• **Testo**

....................

Si è aperto il G20 di Hangzhou, una delle sette capitali storiche della Cina, che Marco Polo descrisse come «la più grande del mondo». Oggi è quartier generale di Alibaba, impresa di punta dell’ IT cinese, nonché meta per torme di turisti che si specchiano nelle acque del suo celebrato Lago dell’Ovest (Xi Hu). Meglio girare al largo se odiate il clima umido subtropicale. La gioventù comunista della città ha celebrato l’evento con un video destinato ai cari ospiti internazionali: «Huangzhou huanying ni» (Hangzhou vi dà il benvenuto).

La celebrazione/autocelebrazione giunge al culmine di un processo iniziato due anni fa, quando la presidenza cinese del G20 scelse la città da nove milioni di abitanti per il grande evento. C’erano parecchie aspettative. Dopo il summit di Brisbane 2014, era stato infatti stabilito l’obiettivo del «two in five», cioè l’innalzamento del Pil globale di due punti percentuali in cinque anni (2014-2018), attraverso strategie di crescita concordate e rispettivamente monitorate tra i diversi Paesi. L’obiettivo è praticamente già fallito. Il G20 si tiene insomma in un momentaccio: il libero scambio globale vive un arretramento, la congiuntura economica internazionale non è rosea, aumentano le zone di crisi politica e le emergenze umanitarie nel mondo, perfino le vituperate barriere commerciali non sembrano voler sparire. Il tutto, alla faccia di un G20 nato invece per facilitare la cooperazione.

....................

• **Elenco record**

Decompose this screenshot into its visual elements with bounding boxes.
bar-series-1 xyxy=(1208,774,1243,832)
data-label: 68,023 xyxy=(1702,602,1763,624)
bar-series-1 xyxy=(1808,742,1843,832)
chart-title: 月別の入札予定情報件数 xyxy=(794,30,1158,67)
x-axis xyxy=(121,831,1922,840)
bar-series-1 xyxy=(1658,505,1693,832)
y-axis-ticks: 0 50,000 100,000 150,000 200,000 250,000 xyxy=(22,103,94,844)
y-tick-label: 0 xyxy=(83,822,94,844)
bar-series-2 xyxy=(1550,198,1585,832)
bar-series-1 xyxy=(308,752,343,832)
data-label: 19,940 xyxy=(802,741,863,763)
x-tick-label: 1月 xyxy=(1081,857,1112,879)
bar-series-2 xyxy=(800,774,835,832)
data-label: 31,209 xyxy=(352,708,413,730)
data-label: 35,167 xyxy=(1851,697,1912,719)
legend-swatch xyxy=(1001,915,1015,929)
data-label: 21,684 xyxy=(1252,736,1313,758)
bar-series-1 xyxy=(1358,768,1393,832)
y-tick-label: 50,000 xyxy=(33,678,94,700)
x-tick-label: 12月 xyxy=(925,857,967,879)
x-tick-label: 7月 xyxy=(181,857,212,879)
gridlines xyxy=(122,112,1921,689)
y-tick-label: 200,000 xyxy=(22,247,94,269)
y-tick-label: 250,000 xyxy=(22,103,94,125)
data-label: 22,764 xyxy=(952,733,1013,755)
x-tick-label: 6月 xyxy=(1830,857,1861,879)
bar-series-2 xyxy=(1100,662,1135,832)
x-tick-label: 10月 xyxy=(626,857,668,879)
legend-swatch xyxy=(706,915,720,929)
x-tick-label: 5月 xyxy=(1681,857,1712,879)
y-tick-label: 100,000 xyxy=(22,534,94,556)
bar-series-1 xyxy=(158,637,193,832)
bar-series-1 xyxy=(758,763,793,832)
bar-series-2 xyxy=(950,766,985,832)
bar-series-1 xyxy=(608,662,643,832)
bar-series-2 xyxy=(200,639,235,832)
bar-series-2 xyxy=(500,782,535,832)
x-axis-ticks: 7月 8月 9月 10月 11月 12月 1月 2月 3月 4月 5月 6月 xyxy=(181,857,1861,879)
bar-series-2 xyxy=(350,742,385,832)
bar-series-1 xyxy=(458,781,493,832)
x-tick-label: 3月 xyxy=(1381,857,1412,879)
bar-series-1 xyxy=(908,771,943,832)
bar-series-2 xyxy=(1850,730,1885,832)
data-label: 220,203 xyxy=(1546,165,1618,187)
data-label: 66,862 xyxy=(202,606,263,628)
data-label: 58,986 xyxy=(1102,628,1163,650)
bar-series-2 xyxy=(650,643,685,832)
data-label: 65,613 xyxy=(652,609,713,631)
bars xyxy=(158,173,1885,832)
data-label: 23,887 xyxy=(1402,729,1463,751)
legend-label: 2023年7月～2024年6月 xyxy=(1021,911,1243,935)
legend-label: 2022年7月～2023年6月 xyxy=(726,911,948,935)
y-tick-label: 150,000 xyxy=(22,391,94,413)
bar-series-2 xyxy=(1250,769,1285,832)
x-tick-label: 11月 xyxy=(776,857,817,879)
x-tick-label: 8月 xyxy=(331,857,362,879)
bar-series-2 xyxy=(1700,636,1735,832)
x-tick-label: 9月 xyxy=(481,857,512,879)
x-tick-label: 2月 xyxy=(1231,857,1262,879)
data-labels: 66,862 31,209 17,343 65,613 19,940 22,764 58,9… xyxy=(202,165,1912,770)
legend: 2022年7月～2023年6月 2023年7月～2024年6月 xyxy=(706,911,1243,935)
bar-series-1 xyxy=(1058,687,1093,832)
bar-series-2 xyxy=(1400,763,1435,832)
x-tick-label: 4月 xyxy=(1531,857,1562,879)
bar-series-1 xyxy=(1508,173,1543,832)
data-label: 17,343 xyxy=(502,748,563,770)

....................

• **Consegna**
Secondo il testo sul G20 di Hangzhou, quale obiettivo era stato stabilito dopo il summit di Brisbane 2014?

• **Risposta**
L'obiettivo del «two in five», cioè l'innalzamento del Pil globale di due punti percentuali in cinque anni (2014-2018).